EXERCISE: Identify the lines that contain the word "data", then copy them.

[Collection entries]
- - - - -
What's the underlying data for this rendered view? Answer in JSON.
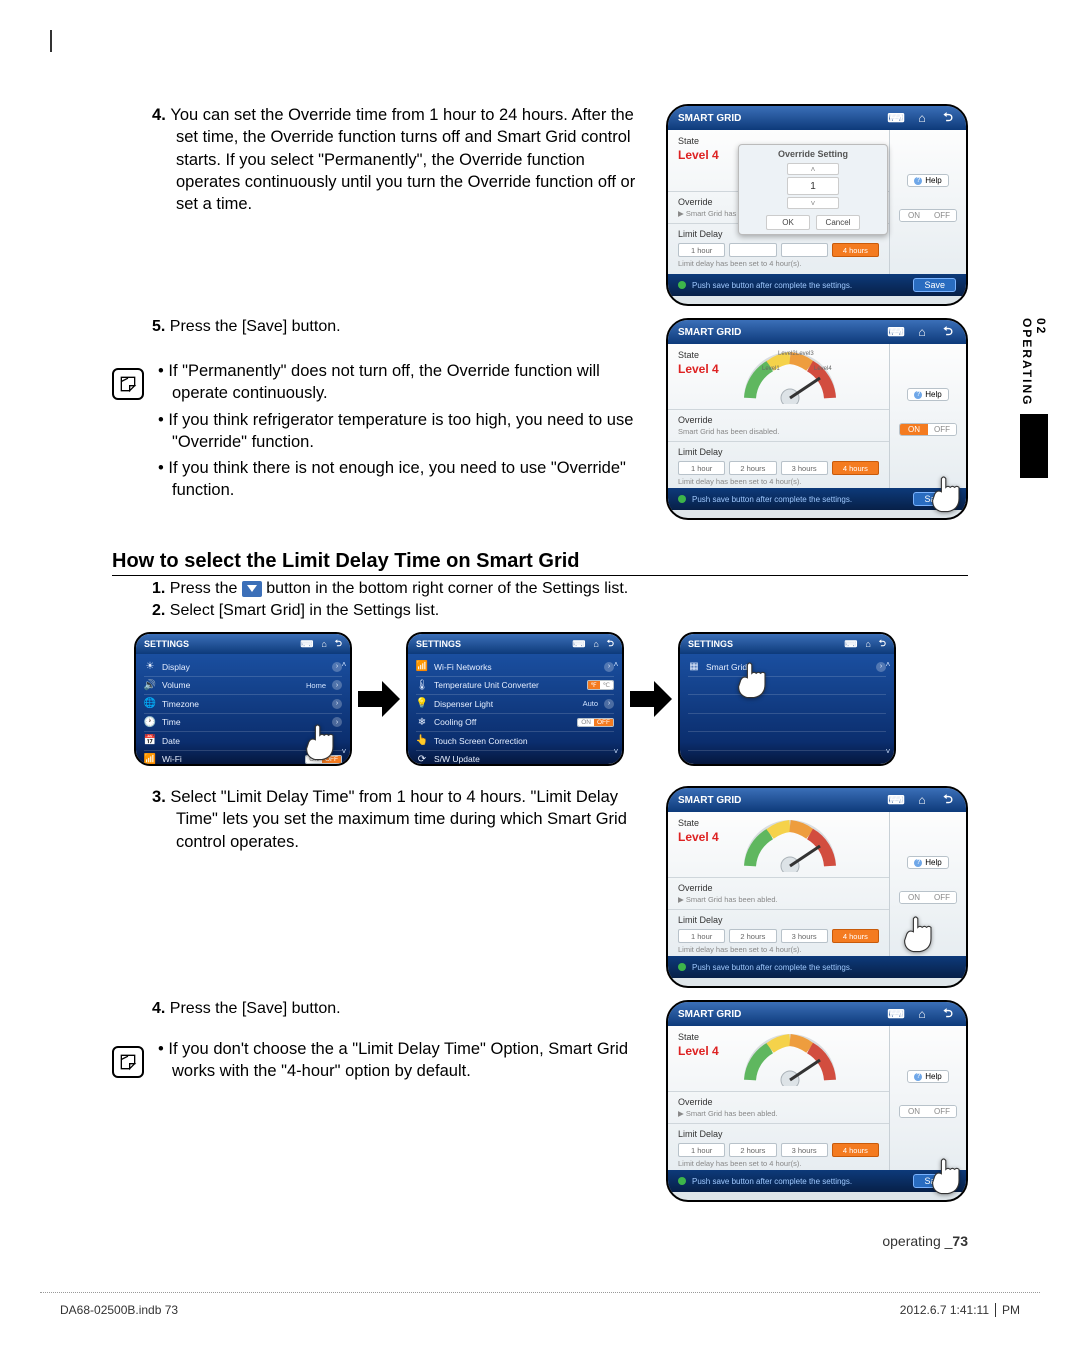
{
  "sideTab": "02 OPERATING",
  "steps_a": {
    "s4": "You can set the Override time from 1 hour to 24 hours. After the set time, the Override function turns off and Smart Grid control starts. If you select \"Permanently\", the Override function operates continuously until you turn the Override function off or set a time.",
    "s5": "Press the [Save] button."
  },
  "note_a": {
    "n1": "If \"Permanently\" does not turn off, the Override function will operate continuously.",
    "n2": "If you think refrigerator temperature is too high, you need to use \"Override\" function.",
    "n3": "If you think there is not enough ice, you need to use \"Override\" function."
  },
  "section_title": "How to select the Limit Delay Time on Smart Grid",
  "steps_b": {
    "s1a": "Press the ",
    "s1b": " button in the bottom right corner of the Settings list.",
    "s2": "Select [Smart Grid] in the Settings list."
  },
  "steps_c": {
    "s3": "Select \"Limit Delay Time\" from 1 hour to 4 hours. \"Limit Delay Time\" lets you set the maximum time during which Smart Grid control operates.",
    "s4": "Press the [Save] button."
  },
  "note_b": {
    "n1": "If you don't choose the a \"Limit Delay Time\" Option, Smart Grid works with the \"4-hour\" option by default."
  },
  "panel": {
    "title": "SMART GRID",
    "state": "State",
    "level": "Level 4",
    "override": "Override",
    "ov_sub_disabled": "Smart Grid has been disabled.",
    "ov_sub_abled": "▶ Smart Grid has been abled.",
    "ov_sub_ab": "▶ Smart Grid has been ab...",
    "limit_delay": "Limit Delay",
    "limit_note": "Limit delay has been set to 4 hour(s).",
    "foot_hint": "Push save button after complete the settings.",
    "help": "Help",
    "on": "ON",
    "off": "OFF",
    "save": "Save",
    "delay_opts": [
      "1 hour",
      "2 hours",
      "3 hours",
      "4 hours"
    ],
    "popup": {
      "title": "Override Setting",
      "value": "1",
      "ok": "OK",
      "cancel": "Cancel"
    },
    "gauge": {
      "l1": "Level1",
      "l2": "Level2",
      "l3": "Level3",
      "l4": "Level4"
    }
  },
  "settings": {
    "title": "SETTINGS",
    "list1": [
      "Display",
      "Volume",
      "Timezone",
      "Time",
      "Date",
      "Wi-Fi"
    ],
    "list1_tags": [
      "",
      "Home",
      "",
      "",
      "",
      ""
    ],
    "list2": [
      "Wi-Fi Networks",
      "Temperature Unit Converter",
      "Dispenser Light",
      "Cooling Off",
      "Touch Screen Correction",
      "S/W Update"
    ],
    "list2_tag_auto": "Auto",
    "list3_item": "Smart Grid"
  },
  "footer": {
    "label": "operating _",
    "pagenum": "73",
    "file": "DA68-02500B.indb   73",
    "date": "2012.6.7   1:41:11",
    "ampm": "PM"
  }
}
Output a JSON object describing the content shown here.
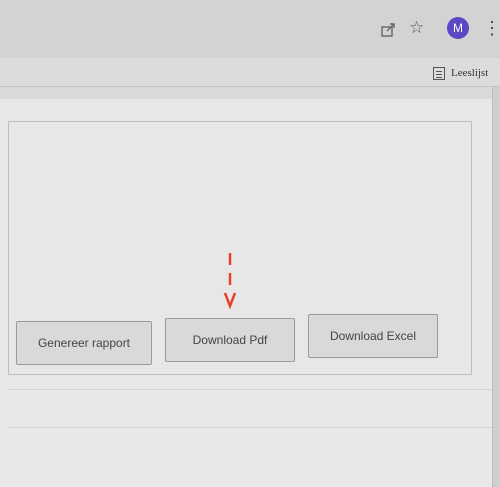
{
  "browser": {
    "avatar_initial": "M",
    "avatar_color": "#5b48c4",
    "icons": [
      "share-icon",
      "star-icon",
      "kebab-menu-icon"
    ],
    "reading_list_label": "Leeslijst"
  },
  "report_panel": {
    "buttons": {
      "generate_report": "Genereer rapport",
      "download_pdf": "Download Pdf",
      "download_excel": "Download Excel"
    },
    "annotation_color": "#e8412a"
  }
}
- - - - -
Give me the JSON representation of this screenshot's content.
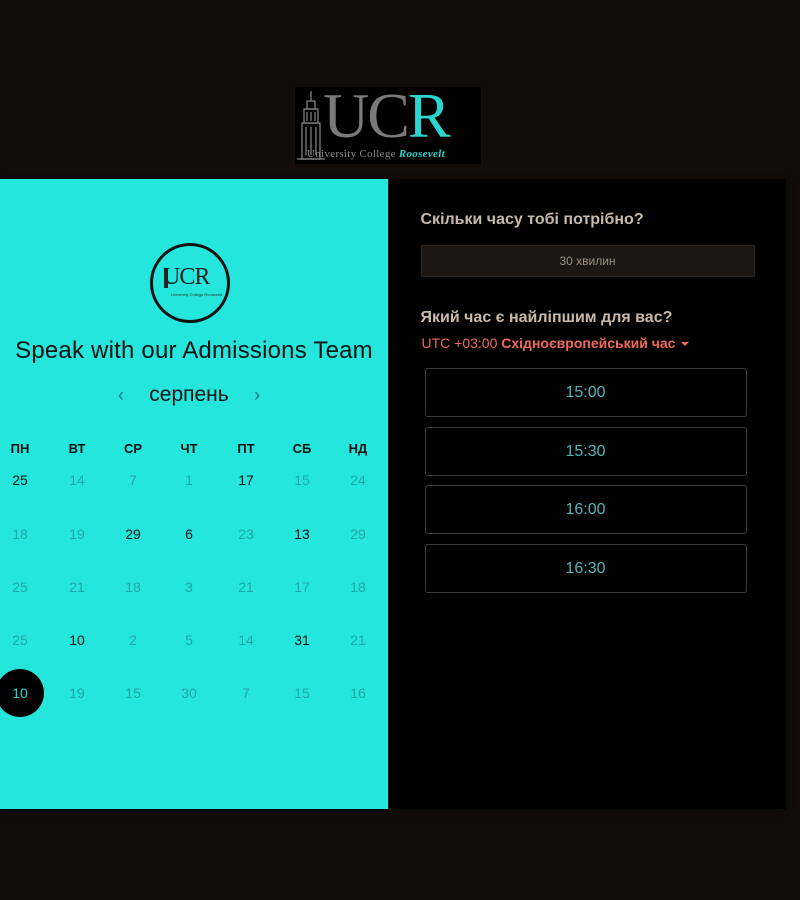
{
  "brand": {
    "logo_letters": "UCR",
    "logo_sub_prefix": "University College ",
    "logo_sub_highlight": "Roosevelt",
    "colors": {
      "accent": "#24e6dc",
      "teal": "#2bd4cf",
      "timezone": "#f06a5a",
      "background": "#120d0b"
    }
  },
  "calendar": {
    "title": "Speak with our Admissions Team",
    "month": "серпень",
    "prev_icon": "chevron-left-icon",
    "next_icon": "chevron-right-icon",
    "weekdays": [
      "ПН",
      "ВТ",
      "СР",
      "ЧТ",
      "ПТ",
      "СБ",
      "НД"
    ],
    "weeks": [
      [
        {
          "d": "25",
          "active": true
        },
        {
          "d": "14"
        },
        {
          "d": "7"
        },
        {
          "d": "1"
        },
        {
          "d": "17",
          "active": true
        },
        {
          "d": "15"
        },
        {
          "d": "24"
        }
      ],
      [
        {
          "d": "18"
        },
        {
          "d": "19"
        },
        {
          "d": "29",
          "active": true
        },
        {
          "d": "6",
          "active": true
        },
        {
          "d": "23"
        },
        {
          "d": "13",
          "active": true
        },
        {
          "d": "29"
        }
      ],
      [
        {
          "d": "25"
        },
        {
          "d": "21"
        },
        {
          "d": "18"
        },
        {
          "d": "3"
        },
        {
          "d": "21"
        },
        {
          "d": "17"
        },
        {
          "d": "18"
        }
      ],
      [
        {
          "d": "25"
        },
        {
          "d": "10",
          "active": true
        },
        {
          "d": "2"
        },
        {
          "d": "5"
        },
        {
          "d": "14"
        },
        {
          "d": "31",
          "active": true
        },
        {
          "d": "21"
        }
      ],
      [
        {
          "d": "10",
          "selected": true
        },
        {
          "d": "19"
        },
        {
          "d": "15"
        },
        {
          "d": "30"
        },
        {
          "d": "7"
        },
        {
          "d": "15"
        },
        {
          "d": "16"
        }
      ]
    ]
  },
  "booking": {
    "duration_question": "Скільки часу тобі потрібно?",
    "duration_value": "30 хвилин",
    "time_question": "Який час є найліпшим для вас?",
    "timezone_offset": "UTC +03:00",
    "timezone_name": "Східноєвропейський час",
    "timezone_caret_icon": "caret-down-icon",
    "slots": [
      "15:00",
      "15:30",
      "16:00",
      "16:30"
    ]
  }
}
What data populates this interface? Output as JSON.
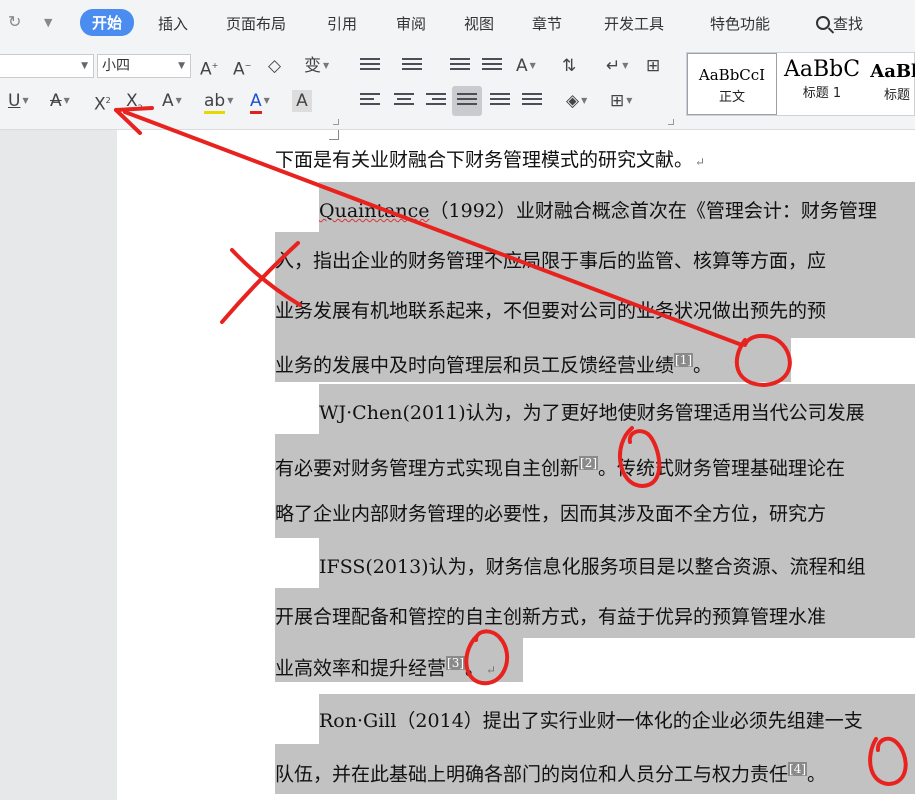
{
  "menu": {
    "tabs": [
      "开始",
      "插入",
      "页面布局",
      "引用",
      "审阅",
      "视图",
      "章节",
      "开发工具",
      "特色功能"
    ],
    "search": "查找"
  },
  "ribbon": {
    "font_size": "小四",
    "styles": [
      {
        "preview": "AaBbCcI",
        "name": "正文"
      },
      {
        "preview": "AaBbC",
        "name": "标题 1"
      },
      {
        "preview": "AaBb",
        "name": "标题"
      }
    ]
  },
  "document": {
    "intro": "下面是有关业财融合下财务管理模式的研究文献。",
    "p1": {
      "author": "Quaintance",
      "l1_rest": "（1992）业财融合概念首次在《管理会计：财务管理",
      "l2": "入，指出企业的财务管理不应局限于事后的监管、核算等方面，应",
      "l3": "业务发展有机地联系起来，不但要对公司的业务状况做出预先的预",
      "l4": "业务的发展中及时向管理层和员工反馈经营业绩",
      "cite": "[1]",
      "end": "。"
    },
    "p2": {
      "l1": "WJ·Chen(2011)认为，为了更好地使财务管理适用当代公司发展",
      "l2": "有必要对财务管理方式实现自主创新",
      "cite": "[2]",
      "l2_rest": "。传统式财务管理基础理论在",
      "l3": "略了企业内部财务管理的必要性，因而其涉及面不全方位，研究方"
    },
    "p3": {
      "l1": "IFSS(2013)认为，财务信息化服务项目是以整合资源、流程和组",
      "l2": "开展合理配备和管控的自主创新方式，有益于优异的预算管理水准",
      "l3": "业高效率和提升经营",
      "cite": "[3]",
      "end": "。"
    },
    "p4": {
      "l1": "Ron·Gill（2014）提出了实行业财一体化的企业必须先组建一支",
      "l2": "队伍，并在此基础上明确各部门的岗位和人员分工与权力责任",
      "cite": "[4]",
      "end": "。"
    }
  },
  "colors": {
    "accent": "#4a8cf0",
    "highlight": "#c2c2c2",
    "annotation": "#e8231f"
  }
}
- - - - -
RESPONSE:
What's the underlying data for this rendered view? Answer in JSON.
What data populates this interface? Output as JSON.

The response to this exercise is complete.